[Data entries]
== == ==

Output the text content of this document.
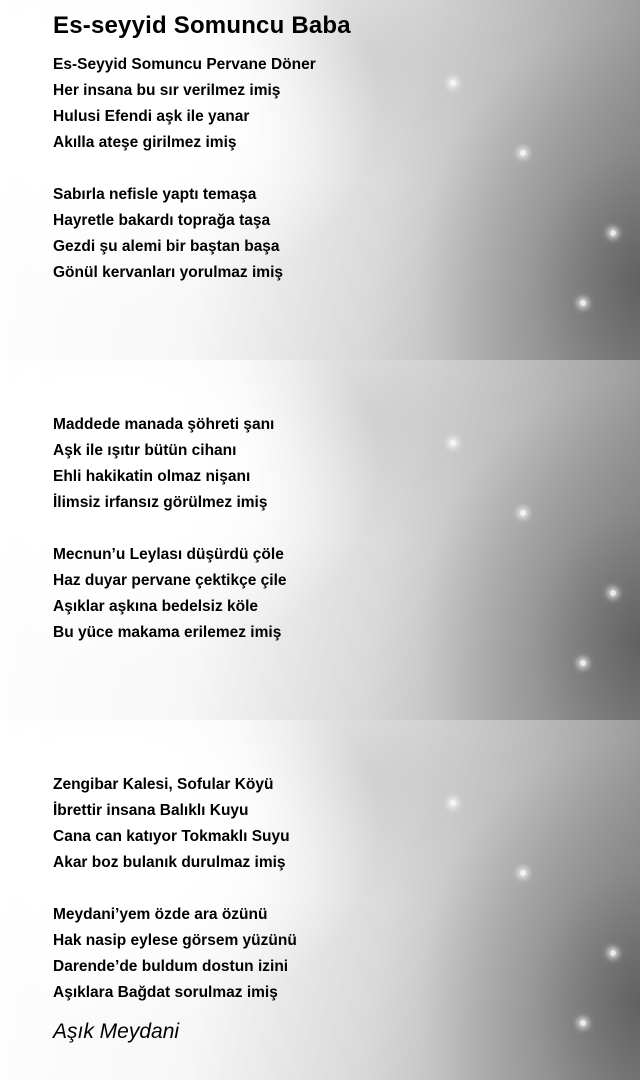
Es-seyyid Somuncu Baba
Es-Seyyid Somuncu Pervane Döner
Her insana bu sır verilmez imiş
Hulusi Efendi aşk ile yanar
Akılla ateşe girilmez imiş
Sabırla nefisle yaptı temaşa
Hayretle bakardı toprağa taşa
Gezdi şu alemi bir baştan başa
Gönül kervanları yorulmaz imiş
Maddede manada şöhreti şanı
Aşk ile ışıtır bütün cihanı
Ehli hakikatin olmaz nişanı
İlimsiz irfansız görülmez imiş
Mecnun’u Leylası düşürdü çöle
Haz duyar pervane çektikçe çile
Aşıklar aşkına bedelsiz köle
Bu yüce makama erilemez imiş
Zengibar Kalesi, Sofular Köyü
İbrettir insana Balıklı Kuyu
Cana can katıyor Tokmaklı Suyu
Akar boz bulanık durulmaz imiş
Meydani’yem özde ara özünü
Hak nasip eylese görsem yüzünü
Darende’de buldum dostun izini
Aşıklara Bağdat sorulmaz imiş
Aşık Meydani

== == ==

Written exercise
Repeat each line of the records above exactly, but do not copy the pictures.

The answer
Output the text content of this document.
Es-seyyid Somuncu Baba
Es-Seyyid Somuncu Pervane Döner
Her insana bu sır verilmez imiş
Hulusi Efendi aşk ile yanar
Akılla ateşe girilmez imiş
Sabırla nefisle yaptı temaşa
Hayretle bakardı toprağa taşa
Gezdi şu alemi bir baştan başa
Gönül kervanları yorulmaz imiş
Maddede manada şöhreti şanı
Aşk ile ışıtır bütün cihanı
Ehli hakikatin olmaz nişanı
İlimsiz irfansız görülmez imiş
Mecnun’u Leylası düşürdü çöle
Haz duyar pervane çektikçe çile
Aşıklar aşkına bedelsiz köle
Bu yüce makama erilemez imiş
Zengibar Kalesi, Sofular Köyü
İbrettir insana Balıklı Kuyu
Cana can katıyor Tokmaklı Suyu
Akar boz bulanık durulmaz imiş
Meydani’yem özde ara özünü
Hak nasip eylese görsem yüzünü
Darende’de buldum dostun izini
Aşıklara Bağdat sorulmaz imiş
Aşık Meydani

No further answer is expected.